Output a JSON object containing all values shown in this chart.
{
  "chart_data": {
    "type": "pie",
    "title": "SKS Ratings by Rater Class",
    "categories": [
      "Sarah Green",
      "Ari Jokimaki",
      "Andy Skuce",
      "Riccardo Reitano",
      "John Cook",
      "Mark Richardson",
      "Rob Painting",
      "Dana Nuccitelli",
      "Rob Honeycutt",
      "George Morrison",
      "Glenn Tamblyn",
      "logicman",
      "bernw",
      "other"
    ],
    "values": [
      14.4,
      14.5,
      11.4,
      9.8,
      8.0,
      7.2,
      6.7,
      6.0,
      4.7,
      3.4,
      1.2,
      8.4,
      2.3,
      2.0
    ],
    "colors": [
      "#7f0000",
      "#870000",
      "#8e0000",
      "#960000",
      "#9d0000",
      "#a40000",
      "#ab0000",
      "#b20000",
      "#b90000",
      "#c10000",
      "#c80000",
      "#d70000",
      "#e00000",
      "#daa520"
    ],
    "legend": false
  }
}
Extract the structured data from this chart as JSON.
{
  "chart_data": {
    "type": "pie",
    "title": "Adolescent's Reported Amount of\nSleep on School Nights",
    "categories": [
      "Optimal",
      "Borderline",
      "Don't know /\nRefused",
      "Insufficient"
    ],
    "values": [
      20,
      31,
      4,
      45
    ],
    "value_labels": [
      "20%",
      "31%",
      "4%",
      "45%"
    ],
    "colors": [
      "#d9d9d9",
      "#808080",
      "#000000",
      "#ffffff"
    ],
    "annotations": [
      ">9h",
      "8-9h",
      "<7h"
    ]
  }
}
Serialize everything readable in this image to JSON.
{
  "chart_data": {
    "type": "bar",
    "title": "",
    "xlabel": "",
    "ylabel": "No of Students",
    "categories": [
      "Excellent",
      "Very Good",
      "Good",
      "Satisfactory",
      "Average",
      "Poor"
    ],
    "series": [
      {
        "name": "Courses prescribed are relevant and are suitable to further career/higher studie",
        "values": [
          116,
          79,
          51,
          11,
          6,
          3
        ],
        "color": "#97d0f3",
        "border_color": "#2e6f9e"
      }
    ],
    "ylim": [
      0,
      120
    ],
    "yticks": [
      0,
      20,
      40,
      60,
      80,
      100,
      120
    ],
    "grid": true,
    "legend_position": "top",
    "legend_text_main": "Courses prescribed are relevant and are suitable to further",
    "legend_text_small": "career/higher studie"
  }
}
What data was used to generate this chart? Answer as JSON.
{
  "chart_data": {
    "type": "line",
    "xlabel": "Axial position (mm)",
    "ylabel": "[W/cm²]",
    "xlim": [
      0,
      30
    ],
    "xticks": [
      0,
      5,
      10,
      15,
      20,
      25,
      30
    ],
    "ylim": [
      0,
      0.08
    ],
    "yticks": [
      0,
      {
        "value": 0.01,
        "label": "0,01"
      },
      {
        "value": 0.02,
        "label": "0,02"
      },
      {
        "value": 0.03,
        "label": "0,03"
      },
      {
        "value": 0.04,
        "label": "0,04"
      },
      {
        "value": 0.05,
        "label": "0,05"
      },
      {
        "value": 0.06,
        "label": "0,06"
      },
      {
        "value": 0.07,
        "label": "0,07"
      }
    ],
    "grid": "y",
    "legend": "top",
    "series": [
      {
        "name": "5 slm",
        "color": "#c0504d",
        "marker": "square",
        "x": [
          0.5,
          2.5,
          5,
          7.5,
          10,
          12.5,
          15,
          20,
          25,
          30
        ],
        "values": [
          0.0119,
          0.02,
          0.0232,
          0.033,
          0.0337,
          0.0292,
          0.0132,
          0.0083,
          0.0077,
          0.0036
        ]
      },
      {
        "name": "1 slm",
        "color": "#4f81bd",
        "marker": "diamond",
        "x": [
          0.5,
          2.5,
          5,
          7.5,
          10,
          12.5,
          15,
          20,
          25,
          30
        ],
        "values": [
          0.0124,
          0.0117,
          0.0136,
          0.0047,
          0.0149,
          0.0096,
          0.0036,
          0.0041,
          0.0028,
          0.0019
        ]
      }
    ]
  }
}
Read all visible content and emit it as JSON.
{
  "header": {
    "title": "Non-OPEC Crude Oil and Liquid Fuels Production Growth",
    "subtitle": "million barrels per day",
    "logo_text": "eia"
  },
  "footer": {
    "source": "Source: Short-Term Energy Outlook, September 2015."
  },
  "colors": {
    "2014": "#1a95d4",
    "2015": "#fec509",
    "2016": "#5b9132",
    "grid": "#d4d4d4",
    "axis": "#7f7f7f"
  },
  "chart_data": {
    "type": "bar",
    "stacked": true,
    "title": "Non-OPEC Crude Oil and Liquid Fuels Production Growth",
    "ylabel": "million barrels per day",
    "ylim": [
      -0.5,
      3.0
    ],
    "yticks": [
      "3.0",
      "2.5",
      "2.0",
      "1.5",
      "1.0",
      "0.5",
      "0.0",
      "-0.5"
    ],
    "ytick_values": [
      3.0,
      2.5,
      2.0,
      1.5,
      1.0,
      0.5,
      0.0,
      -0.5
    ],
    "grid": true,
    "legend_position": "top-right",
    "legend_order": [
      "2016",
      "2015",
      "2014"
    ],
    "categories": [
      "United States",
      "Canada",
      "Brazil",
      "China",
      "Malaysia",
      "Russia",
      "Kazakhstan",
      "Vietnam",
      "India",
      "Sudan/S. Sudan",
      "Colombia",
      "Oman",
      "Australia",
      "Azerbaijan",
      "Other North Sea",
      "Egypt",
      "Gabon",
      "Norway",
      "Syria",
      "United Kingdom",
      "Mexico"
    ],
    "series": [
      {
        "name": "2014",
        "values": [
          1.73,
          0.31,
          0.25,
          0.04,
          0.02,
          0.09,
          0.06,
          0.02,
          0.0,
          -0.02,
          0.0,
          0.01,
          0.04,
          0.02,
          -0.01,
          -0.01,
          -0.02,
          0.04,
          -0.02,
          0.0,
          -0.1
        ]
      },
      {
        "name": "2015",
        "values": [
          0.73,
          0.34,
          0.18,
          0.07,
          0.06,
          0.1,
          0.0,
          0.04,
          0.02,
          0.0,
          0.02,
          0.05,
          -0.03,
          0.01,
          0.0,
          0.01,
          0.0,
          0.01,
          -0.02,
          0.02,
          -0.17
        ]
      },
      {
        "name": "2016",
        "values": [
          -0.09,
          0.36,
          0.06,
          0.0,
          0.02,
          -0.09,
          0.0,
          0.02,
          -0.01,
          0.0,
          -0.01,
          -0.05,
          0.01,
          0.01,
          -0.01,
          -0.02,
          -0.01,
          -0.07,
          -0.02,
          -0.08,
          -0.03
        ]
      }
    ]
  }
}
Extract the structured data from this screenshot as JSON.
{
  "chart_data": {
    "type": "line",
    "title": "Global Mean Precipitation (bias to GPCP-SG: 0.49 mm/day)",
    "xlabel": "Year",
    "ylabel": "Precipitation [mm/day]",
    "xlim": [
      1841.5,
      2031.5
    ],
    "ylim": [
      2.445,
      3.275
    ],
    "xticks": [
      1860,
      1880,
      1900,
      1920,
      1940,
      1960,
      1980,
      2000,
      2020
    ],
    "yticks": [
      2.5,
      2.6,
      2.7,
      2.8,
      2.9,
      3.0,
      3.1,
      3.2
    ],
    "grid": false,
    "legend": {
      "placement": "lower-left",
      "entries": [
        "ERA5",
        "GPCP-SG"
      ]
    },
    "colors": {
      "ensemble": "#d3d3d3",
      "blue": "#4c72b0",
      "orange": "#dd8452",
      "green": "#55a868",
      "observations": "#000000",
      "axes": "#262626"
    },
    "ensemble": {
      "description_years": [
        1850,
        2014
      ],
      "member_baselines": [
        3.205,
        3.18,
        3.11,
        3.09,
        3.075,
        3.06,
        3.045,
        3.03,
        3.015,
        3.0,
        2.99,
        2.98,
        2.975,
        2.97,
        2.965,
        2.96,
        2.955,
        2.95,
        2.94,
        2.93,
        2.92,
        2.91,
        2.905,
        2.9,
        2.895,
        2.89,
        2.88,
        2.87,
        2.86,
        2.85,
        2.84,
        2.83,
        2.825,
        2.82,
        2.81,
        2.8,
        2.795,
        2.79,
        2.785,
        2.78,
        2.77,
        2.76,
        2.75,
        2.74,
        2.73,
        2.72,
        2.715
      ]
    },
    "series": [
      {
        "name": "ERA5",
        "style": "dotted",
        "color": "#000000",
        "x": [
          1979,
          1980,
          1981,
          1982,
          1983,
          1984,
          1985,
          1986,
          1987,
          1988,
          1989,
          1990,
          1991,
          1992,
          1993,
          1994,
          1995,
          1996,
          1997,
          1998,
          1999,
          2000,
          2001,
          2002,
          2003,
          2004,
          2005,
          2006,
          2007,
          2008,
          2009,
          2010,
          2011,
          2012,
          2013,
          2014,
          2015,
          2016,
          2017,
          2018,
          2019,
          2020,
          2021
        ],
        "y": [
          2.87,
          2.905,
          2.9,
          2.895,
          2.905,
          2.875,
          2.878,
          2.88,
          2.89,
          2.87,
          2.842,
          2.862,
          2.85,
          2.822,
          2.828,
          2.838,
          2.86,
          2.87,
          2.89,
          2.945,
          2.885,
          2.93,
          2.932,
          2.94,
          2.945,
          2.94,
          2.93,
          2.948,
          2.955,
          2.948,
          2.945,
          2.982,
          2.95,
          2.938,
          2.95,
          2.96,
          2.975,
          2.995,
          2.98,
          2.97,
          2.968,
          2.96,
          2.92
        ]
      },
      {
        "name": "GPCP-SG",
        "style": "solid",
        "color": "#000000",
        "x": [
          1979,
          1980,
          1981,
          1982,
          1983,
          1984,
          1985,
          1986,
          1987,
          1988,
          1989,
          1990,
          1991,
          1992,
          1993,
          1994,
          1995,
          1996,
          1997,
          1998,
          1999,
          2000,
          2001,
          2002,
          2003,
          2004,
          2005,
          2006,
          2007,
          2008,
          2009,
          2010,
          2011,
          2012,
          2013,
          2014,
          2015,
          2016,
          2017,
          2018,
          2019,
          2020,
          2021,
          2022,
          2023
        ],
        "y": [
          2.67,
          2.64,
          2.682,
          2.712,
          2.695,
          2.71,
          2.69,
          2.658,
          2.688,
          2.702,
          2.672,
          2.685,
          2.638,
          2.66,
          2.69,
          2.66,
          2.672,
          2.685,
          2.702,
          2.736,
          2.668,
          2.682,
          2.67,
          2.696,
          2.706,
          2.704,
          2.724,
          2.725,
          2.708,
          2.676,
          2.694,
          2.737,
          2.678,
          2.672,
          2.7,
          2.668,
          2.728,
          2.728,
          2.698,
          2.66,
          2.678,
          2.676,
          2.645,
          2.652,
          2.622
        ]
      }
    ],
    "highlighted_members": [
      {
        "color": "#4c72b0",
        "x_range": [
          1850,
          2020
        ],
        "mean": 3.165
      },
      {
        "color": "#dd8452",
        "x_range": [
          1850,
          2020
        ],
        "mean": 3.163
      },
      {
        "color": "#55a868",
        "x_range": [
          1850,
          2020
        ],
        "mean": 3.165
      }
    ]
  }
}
++++++++++++++++++++
__WHAT TO WORK ON__. Scan the material for lines with the word "ylabel", and copy each line you find.

__THE OUTPUT__.
    "ylabel": "No of Students",
    "ylabel": "[W/cm²]",
    "ylabel": "million barrels per day",
    "ylabel": "Precipitation [mm/day]",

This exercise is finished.